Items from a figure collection
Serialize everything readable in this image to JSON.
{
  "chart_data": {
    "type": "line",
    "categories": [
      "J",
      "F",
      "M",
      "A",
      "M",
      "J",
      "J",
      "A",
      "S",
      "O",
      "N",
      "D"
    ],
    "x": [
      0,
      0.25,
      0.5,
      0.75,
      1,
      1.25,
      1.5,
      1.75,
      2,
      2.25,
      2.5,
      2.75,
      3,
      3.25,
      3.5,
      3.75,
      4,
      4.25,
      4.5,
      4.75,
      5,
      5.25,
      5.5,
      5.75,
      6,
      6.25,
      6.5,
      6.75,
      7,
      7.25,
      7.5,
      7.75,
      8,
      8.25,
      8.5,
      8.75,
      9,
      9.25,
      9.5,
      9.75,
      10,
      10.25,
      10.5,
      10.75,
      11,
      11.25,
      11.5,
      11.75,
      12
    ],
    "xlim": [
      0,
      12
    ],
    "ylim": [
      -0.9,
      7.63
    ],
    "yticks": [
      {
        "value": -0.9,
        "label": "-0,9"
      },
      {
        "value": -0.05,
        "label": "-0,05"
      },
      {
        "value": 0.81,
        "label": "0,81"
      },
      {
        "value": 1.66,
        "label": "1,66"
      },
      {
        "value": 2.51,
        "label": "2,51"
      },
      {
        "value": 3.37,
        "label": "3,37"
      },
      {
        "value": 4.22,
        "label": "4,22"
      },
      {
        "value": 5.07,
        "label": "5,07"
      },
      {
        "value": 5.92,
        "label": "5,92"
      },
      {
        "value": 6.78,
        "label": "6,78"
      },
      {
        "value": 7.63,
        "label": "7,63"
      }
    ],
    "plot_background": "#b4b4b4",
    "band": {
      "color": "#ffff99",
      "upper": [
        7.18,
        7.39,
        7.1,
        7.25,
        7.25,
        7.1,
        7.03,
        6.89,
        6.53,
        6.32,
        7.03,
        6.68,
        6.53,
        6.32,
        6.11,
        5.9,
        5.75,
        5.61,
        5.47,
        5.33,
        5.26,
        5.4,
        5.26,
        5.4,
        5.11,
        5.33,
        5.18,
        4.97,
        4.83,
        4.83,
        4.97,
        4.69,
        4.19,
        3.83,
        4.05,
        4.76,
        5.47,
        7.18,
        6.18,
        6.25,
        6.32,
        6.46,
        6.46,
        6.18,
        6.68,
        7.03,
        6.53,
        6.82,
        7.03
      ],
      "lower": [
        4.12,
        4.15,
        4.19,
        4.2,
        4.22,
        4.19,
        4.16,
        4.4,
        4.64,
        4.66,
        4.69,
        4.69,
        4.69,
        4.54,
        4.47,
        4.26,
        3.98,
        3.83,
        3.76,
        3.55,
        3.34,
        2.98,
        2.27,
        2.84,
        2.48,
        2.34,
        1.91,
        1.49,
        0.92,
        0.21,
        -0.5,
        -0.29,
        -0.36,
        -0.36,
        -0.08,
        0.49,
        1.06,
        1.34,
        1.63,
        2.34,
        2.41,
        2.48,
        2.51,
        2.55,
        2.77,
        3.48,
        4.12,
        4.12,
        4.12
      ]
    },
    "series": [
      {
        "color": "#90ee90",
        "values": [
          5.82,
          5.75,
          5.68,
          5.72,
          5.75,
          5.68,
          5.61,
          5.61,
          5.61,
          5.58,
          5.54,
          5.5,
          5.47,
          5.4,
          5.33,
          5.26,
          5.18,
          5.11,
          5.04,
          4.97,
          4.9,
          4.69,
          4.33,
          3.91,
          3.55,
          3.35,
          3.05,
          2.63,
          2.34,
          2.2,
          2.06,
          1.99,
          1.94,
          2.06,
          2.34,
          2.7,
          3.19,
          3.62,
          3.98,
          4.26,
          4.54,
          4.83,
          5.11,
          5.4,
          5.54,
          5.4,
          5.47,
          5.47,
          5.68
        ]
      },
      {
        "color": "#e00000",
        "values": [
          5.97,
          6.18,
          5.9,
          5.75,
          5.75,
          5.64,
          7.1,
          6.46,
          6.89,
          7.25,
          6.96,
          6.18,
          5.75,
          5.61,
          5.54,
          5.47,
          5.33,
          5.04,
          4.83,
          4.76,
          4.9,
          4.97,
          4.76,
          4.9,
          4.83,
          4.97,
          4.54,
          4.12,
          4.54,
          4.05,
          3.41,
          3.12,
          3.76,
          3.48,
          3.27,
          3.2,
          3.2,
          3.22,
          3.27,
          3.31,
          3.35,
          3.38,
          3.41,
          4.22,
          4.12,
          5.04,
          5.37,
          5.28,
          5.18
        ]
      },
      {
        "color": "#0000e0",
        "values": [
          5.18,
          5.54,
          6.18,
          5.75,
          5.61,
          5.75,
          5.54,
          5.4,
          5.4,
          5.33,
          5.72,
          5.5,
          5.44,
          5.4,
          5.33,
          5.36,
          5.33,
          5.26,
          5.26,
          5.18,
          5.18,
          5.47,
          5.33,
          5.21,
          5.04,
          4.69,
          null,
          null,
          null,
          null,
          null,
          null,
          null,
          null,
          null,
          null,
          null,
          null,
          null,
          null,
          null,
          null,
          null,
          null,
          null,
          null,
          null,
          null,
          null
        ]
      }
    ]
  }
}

* **Aim of the task**
Output the lines above verbatim and in full.

* **Answer to this exercise**
Serialize everything readable in this image to JSON.
{
  "chart_data": {
    "type": "line",
    "categories": [
      "J",
      "F",
      "M",
      "A",
      "M",
      "J",
      "J",
      "A",
      "S",
      "O",
      "N",
      "D"
    ],
    "x": [
      0,
      0.25,
      0.5,
      0.75,
      1,
      1.25,
      1.5,
      1.75,
      2,
      2.25,
      2.5,
      2.75,
      3,
      3.25,
      3.5,
      3.75,
      4,
      4.25,
      4.5,
      4.75,
      5,
      5.25,
      5.5,
      5.75,
      6,
      6.25,
      6.5,
      6.75,
      7,
      7.25,
      7.5,
      7.75,
      8,
      8.25,
      8.5,
      8.75,
      9,
      9.25,
      9.5,
      9.75,
      10,
      10.25,
      10.5,
      10.75,
      11,
      11.25,
      11.5,
      11.75,
      12
    ],
    "xlim": [
      0,
      12
    ],
    "ylim": [
      -0.9,
      7.63
    ],
    "yticks": [
      {
        "value": -0.9,
        "label": "-0,9"
      },
      {
        "value": -0.05,
        "label": "-0,05"
      },
      {
        "value": 0.81,
        "label": "0,81"
      },
      {
        "value": 1.66,
        "label": "1,66"
      },
      {
        "value": 2.51,
        "label": "2,51"
      },
      {
        "value": 3.37,
        "label": "3,37"
      },
      {
        "value": 4.22,
        "label": "4,22"
      },
      {
        "value": 5.07,
        "label": "5,07"
      },
      {
        "value": 5.92,
        "label": "5,92"
      },
      {
        "value": 6.78,
        "label": "6,78"
      },
      {
        "value": 7.63,
        "label": "7,63"
      }
    ],
    "plot_background": "#b4b4b4",
    "band": {
      "color": "#ffff99",
      "upper": [
        7.18,
        7.39,
        7.1,
        7.25,
        7.25,
        7.1,
        7.03,
        6.89,
        6.53,
        6.32,
        7.03,
        6.68,
        6.53,
        6.32,
        6.11,
        5.9,
        5.75,
        5.61,
        5.47,
        5.33,
        5.26,
        5.4,
        5.26,
        5.4,
        5.11,
        5.33,
        5.18,
        4.97,
        4.83,
        4.83,
        4.97,
        4.69,
        4.19,
        3.83,
        4.05,
        4.76,
        5.47,
        7.18,
        6.18,
        6.25,
        6.32,
        6.46,
        6.46,
        6.18,
        6.68,
        7.03,
        6.53,
        6.82,
        7.03
      ],
      "lower": [
        4.12,
        4.15,
        4.19,
        4.2,
        4.22,
        4.19,
        4.16,
        4.4,
        4.64,
        4.66,
        4.69,
        4.69,
        4.69,
        4.54,
        4.47,
        4.26,
        3.98,
        3.83,
        3.76,
        3.55,
        3.34,
        2.98,
        2.27,
        2.84,
        2.48,
        2.34,
        1.91,
        1.49,
        0.92,
        0.21,
        -0.5,
        -0.29,
        -0.36,
        -0.36,
        -0.08,
        0.49,
        1.06,
        1.34,
        1.63,
        2.34,
        2.41,
        2.48,
        2.51,
        2.55,
        2.77,
        3.48,
        4.12,
        4.12,
        4.12
      ]
    },
    "series": [
      {
        "color": "#90ee90",
        "values": [
          5.82,
          5.75,
          5.68,
          5.72,
          5.75,
          5.68,
          5.61,
          5.61,
          5.61,
          5.58,
          5.54,
          5.5,
          5.47,
          5.4,
          5.33,
          5.26,
          5.18,
          5.11,
          5.04,
          4.97,
          4.9,
          4.69,
          4.33,
          3.91,
          3.55,
          3.35,
          3.05,
          2.63,
          2.34,
          2.2,
          2.06,
          1.99,
          1.94,
          2.06,
          2.34,
          2.7,
          3.19,
          3.62,
          3.98,
          4.26,
          4.54,
          4.83,
          5.11,
          5.4,
          5.54,
          5.4,
          5.47,
          5.47,
          5.68
        ]
      },
      {
        "color": "#e00000",
        "values": [
          5.97,
          6.18,
          5.9,
          5.75,
          5.75,
          5.64,
          7.1,
          6.46,
          6.89,
          7.25,
          6.96,
          6.18,
          5.75,
          5.61,
          5.54,
          5.47,
          5.33,
          5.04,
          4.83,
          4.76,
          4.9,
          4.97,
          4.76,
          4.9,
          4.83,
          4.97,
          4.54,
          4.12,
          4.54,
          4.05,
          3.41,
          3.12,
          3.76,
          3.48,
          3.27,
          3.2,
          3.2,
          3.22,
          3.27,
          3.31,
          3.35,
          3.38,
          3.41,
          4.22,
          4.12,
          5.04,
          5.37,
          5.28,
          5.18
        ]
      },
      {
        "color": "#0000e0",
        "values": [
          5.18,
          5.54,
          6.18,
          5.75,
          5.61,
          5.75,
          5.54,
          5.4,
          5.4,
          5.33,
          5.72,
          5.5,
          5.44,
          5.4,
          5.33,
          5.36,
          5.33,
          5.26,
          5.26,
          5.18,
          5.18,
          5.47,
          5.33,
          5.21,
          5.04,
          4.69,
          null,
          null,
          null,
          null,
          null,
          null,
          null,
          null,
          null,
          null,
          null,
          null,
          null,
          null,
          null,
          null,
          null,
          null,
          null,
          null,
          null,
          null,
          null
        ]
      }
    ]
  }
}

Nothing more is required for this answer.